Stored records
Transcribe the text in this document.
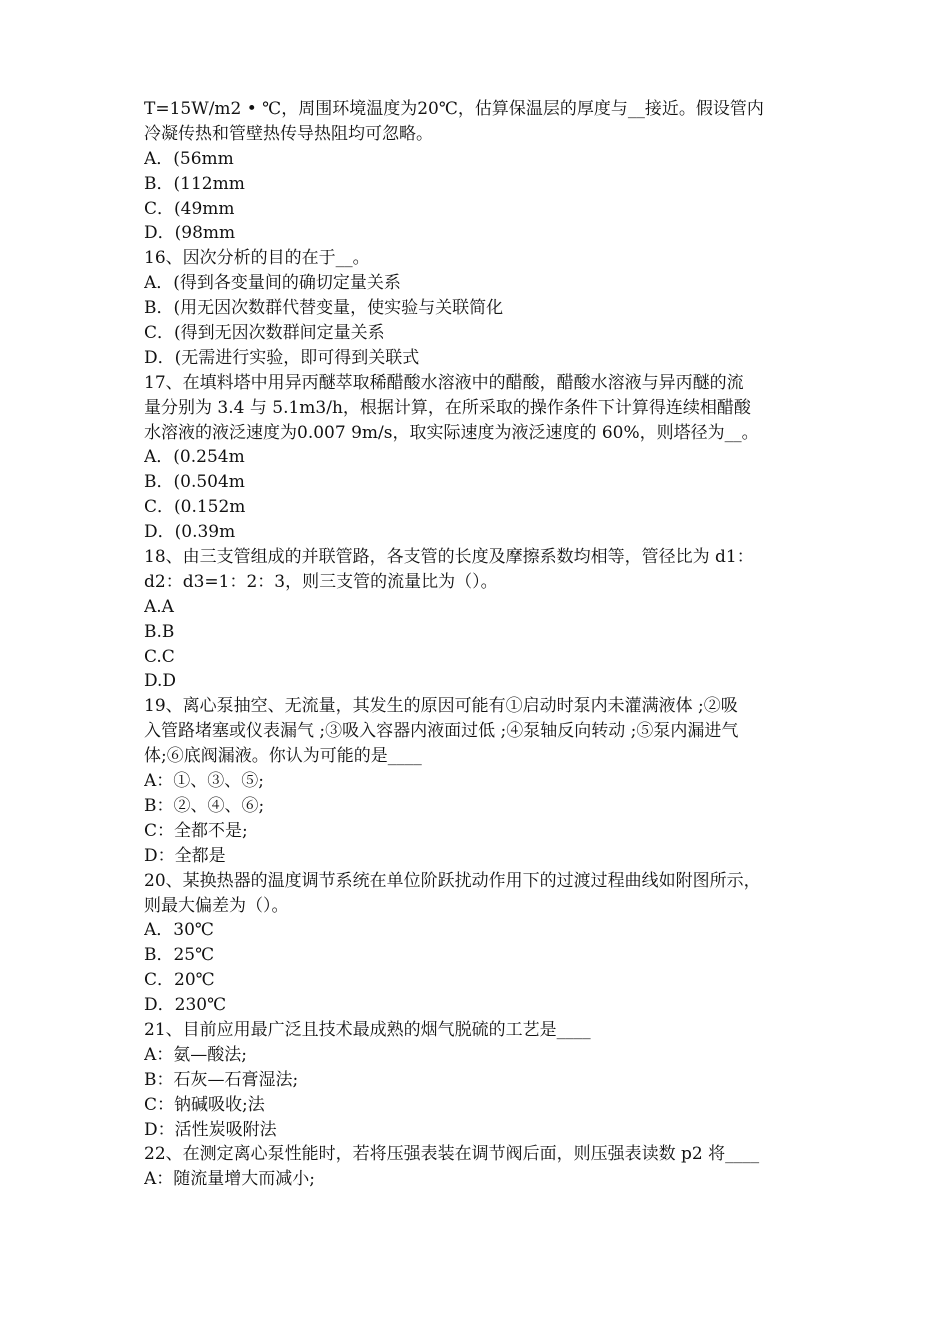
T=15W/m2 • ℃，周围环境温度为20℃，估算保温层的厚度与__接近。假设管内
冷凝传热和管壁热传导热阻均可忽略。
A．(56mm
B．(112mm
C．(49mm
D．(98mm
16、因次分析的目的在于__。
A．(得到各变量间的确切定量关系
B．(用无因次数群代替变量，使实验与关联简化
C．(得到无因次数群间定量关系
D．(无需进行实验，即可得到关联式
17、在填料塔中用异丙醚萃取稀醋酸水溶液中的醋酸，醋酸水溶液与异丙醚的流
量分别为 3.4 与 5.1m3/h，根据计算，在所采取的操作条件下计算得连续相醋酸
水溶液的液泛速度为0.007 9m/s，取实际速度为液泛速度的 60%，则塔径为__。
A．(0.254m
B．(0.504m
C．(0.152m
D．(0.39m
18、由三支管组成的并联管路，各支管的长度及摩擦系数均相等，管径比为 d1：
d2：d3=1：2：3，则三支管的流量比为（）。
A.A
B.B
C.C
D.D
19、离心泵抽空、无流量，其发生的原因可能有①启动时泵内未灌满液体 ;②吸
入管路堵塞或仪表漏气 ;③吸入容器内液面过低 ;④泵轴反向转动 ;⑤泵内漏进气
体;⑥底阀漏液。你认为可能的是____
A：①、③、⑤;
B：②、④、⑥;
C：全都不是;
D：全都是
20、某换热器的温度调节系统在单位阶跃扰动作用下的过渡过程曲线如附图所示，
则最大偏差为（）。
A．30℃
B．25℃
C．20℃
D．230℃
21、目前应用最广泛且技术最成熟的烟气脱硫的工艺是____
A：氨—酸法;
B：石灰—石膏湿法;
C：钠碱吸收;法
D：活性炭吸附法
22、在测定离心泵性能时，若将压强表装在调节阀后面，则压强表读数 p2 将____
A：随流量增大而减小;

*Goal*. Can you retype every record above exactly, leaving out the pictures?

*Completed exercise*.
Transcribe the text in this document.
T=15W/m2 • ℃，周围环境温度为20℃，估算保温层的厚度与__接近。假设管内
冷凝传热和管壁热传导热阻均可忽略。
A．(56mm
B．(112mm
C．(49mm
D．(98mm
16、因次分析的目的在于__。
A．(得到各变量间的确切定量关系
B．(用无因次数群代替变量，使实验与关联简化
C．(得到无因次数群间定量关系
D．(无需进行实验，即可得到关联式
17、在填料塔中用异丙醚萃取稀醋酸水溶液中的醋酸，醋酸水溶液与异丙醚的流
量分别为 3.4 与 5.1m3/h，根据计算，在所采取的操作条件下计算得连续相醋酸
水溶液的液泛速度为0.007 9m/s，取实际速度为液泛速度的 60%，则塔径为__。
A．(0.254m
B．(0.504m
C．(0.152m
D．(0.39m
18、由三支管组成的并联管路，各支管的长度及摩擦系数均相等，管径比为 d1：
d2：d3=1：2：3，则三支管的流量比为（）。
A.A
B.B
C.C
D.D
19、离心泵抽空、无流量，其发生的原因可能有①启动时泵内未灌满液体 ;②吸
入管路堵塞或仪表漏气 ;③吸入容器内液面过低 ;④泵轴反向转动 ;⑤泵内漏进气
体;⑥底阀漏液。你认为可能的是____
A：①、③、⑤;
B：②、④、⑥;
C：全都不是;
D：全都是
20、某换热器的温度调节系统在单位阶跃扰动作用下的过渡过程曲线如附图所示，
则最大偏差为（）。
A．30℃
B．25℃
C．20℃
D．230℃
21、目前应用最广泛且技术最成熟的烟气脱硫的工艺是____
A：氨—酸法;
B：石灰—石膏湿法;
C：钠碱吸收;法
D：活性炭吸附法
22、在测定离心泵性能时，若将压强表装在调节阀后面，则压强表读数 p2 将____
A：随流量增大而减小;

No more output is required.